++++ Stored records ++++

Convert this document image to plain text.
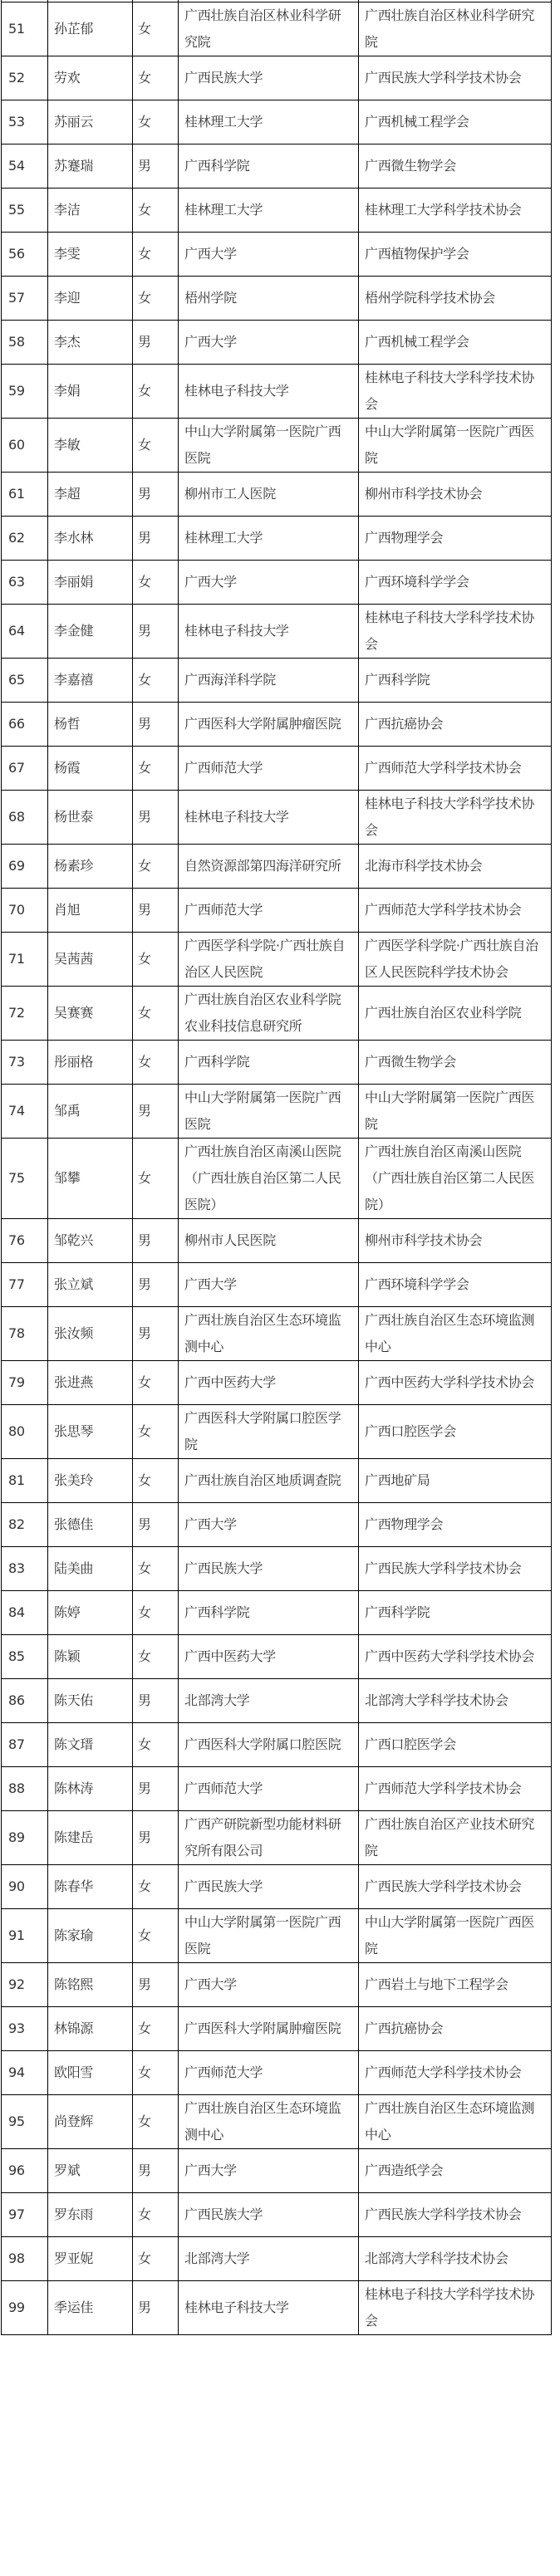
51	孙芷郁	女	广西壮族自治区林业科学研究院	广西壮族自治区林业科学研究院
52	劳欢	女	广西民族大学	广西民族大学科学技术协会
53	苏丽云	女	桂林理工大学	广西机械工程学会
54	苏蹇瑞	男	广西科学院	广西微生物学会
55	李洁	女	桂林理工大学	桂林理工大学科学技术协会
56	李雯	女	广西大学	广西植物保护学会
57	李迎	女	梧州学院	梧州学院科学技术协会
58	李杰	男	广西大学	广西机械工程学会
59	李娟	女	桂林电子科技大学	桂林电子科技大学科学技术协会
60	李敏	女	中山大学附属第一医院广西医院	中山大学附属第一医院广西医院
61	李超	男	柳州市工人医院	柳州市科学技术协会
62	李水林	男	桂林理工大学	广西物理学会
63	李丽娟	女	广西大学	广西环境科学学会
64	李金健	男	桂林电子科技大学	桂林电子科技大学科学技术协会
65	李嘉禧	女	广西海洋科学院	广西科学院
66	杨哲	男	广西医科大学附属肿瘤医院	广西抗癌协会
67	杨霞	女	广西师范大学	广西师范大学科学技术协会
68	杨世泰	男	桂林电子科技大学	桂林电子科技大学科学技术协会
69	杨素珍	女	自然资源部第四海洋研究所	北海市科学技术协会
70	肖旭	男	广西师范大学	广西师范大学科学技术协会
71	吴茜茜	女	广西医学科学院·广西壮族自治区人民医院	广西医学科学院·广西壮族自治区人民医院科学技术协会
72	吴赛赛	女	广西壮族自治区农业科学院农业科技信息研究所	广西壮族自治区农业科学院
73	彤丽格	女	广西科学院	广西微生物学会
74	邹禹	男	中山大学附属第一医院广西医院	中山大学附属第一医院广西医院
75	邹攀	女	广西壮族自治区南溪山医院（广西壮族自治区第二人民医院）	广西壮族自治区南溪山医院（广西壮族自治区第二人民医院）
76	邹乾兴	男	柳州市人民医院	柳州市科学技术协会
77	张立斌	男	广西大学	广西环境科学学会
78	张汝频	男	广西壮族自治区生态环境监测中心	广西壮族自治区生态环境监测中心
79	张进燕	女	广西中医药大学	广西中医药大学科学技术协会
80	张思琴	女	广西医科大学附属口腔医学院	广西口腔医学会
81	张美玲	女	广西壮族自治区地质调查院	广西地矿局
82	张德佳	男	广西大学	广西物理学会
83	陆美曲	女	广西民族大学	广西民族大学科学技术协会
84	陈婷	女	广西科学院	广西科学院
85	陈颖	女	广西中医药大学	广西中医药大学科学技术协会
86	陈天佑	男	北部湾大学	北部湾大学科学技术协会
87	陈文瑨	女	广西医科大学附属口腔医院	广西口腔医学会
88	陈林涛	男	广西师范大学	广西师范大学科学技术协会
89	陈建岳	男	广西产研院新型功能材料研究所有限公司	广西壮族自治区产业技术研究院
90	陈春华	女	广西民族大学	广西民族大学科学技术协会
91	陈家瑜	女	中山大学附属第一医院广西医院	中山大学附属第一医院广西医院
92	陈铭熙	男	广西大学	广西岩土与地下工程学会
93	林锦源	女	广西医科大学附属肿瘤医院	广西抗癌协会
94	欧阳雪	女	广西师范大学	广西师范大学科学技术协会
95	尚登辉	女	广西壮族自治区生态环境监测中心	广西壮族自治区生态环境监测中心
96	罗斌	男	广西大学	广西造纸学会
97	罗东雨	女	广西民族大学	广西民族大学科学技术协会
98	罗亚妮	女	北部湾大学	北部湾大学科学技术协会
99	季运佳	男	桂林电子科技大学	桂林电子科技大学科学技术协会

++++

What needs to be done: Show every line from the entries above in which the word "广西机械工程学会" appears.

Task result:
53	苏丽云	女	桂林理工大学	广西机械工程学会
58	李杰	男	广西大学	广西机械工程学会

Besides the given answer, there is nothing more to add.